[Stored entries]
+---+

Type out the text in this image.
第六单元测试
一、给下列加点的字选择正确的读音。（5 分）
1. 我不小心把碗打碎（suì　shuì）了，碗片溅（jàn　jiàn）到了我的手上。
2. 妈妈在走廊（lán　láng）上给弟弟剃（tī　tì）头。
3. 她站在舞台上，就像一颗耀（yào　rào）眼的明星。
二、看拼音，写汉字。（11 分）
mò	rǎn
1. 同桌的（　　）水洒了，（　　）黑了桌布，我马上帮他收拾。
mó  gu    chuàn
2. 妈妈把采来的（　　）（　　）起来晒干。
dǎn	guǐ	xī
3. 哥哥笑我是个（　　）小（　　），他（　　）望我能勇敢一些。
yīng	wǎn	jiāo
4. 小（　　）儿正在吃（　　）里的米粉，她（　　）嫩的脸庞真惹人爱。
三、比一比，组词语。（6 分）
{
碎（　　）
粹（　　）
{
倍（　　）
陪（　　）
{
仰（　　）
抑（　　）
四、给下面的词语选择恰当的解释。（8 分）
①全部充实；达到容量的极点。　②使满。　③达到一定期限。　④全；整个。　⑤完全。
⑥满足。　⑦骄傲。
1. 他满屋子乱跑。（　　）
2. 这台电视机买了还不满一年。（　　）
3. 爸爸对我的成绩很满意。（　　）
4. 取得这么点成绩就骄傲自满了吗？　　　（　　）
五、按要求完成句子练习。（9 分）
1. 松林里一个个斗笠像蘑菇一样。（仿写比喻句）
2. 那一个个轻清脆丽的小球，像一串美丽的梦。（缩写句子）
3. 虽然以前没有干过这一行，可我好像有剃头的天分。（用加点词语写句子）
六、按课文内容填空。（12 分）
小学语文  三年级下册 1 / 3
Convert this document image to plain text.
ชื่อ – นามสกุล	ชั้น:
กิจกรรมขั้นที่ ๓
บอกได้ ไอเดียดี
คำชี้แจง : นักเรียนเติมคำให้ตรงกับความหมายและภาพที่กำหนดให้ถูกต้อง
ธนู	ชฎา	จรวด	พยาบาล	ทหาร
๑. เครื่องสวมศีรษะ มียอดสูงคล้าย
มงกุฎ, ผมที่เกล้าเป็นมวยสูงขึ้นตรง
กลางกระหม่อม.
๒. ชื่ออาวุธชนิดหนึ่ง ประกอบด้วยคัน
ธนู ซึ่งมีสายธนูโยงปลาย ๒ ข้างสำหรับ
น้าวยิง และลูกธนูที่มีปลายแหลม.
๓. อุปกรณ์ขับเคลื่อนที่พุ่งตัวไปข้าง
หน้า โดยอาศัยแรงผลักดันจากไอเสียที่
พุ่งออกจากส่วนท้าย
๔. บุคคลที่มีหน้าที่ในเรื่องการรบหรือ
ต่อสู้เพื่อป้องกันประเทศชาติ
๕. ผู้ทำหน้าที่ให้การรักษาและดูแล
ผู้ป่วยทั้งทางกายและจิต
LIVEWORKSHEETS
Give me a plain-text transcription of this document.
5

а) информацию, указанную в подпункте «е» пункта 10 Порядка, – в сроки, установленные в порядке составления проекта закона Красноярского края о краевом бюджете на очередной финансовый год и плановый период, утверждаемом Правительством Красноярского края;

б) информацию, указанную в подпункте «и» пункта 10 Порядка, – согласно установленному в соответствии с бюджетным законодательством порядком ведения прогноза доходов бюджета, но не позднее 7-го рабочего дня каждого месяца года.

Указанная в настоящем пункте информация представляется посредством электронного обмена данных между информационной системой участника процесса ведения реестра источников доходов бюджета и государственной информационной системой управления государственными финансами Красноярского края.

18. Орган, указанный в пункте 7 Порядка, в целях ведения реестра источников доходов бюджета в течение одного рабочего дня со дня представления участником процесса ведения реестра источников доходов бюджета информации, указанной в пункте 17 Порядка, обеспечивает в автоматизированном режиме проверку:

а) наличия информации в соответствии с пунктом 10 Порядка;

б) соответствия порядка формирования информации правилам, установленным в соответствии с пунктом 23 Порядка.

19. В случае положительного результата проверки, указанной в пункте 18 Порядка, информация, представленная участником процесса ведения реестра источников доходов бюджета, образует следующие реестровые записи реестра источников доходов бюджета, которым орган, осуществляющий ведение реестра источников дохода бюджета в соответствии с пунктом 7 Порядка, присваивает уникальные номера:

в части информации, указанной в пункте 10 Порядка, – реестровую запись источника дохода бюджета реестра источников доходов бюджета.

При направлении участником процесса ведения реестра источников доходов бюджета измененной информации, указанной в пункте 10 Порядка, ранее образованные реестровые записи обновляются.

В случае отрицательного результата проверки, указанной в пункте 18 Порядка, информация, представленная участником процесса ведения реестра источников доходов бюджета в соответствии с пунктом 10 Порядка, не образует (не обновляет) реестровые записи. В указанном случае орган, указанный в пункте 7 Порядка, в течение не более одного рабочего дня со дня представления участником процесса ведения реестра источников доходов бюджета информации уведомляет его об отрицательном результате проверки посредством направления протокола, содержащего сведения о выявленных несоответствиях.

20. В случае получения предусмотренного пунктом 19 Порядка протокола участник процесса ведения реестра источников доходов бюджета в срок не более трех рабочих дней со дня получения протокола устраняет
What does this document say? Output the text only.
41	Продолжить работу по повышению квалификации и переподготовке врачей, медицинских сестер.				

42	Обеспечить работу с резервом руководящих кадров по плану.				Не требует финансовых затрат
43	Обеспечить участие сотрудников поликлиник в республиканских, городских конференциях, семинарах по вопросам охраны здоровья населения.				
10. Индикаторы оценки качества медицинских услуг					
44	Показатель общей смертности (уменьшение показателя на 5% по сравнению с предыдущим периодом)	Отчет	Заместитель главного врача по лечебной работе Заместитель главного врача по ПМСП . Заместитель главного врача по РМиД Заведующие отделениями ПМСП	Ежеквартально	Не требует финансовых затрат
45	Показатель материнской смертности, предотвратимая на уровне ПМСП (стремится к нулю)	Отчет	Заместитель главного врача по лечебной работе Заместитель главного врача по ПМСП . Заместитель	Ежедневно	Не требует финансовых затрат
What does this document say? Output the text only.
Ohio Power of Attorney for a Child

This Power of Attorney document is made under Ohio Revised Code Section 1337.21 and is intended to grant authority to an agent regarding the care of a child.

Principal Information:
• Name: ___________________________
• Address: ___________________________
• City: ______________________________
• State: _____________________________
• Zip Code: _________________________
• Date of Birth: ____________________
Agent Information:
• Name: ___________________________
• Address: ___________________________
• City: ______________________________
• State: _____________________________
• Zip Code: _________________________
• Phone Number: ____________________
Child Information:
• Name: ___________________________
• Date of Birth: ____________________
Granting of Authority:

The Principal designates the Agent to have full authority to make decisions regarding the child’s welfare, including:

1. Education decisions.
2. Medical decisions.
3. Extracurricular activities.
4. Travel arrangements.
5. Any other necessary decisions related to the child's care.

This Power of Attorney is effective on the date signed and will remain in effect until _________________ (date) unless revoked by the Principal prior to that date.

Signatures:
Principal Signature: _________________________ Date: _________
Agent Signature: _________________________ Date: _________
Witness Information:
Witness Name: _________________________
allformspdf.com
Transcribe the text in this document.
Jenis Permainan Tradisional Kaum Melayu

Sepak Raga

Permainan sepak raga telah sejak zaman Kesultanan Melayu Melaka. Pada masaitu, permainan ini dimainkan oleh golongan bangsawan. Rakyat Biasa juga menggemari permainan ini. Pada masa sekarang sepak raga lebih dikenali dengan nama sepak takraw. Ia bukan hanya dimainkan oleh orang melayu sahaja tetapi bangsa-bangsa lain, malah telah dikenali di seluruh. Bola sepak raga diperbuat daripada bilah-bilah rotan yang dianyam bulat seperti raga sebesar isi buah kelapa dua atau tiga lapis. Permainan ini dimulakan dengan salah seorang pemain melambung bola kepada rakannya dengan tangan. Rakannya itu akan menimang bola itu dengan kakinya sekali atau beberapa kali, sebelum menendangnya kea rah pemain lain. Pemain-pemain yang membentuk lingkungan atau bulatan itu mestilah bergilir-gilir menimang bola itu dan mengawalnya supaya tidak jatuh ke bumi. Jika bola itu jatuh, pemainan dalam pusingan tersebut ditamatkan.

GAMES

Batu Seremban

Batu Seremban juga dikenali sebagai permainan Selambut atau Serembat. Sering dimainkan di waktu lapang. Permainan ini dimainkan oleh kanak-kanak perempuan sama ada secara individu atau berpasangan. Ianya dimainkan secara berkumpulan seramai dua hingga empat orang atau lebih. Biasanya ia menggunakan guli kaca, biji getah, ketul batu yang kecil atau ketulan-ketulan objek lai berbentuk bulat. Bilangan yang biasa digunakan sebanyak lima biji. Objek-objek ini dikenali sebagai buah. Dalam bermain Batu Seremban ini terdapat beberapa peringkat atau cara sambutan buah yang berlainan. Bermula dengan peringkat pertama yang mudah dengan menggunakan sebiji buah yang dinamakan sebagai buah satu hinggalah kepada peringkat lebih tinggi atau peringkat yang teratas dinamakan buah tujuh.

+---+

● **PROBLEM STATEMENT**: Read the entries and select each line where the word "decisions" is found.

● **SOLVED PROBLEM**:
The Principal designates the Agent to have full authority to make decisions regarding the child’s welfare, including:
1. Education decisions.
2. Medical decisions.
5. Any other necessary decisions related to the child's care.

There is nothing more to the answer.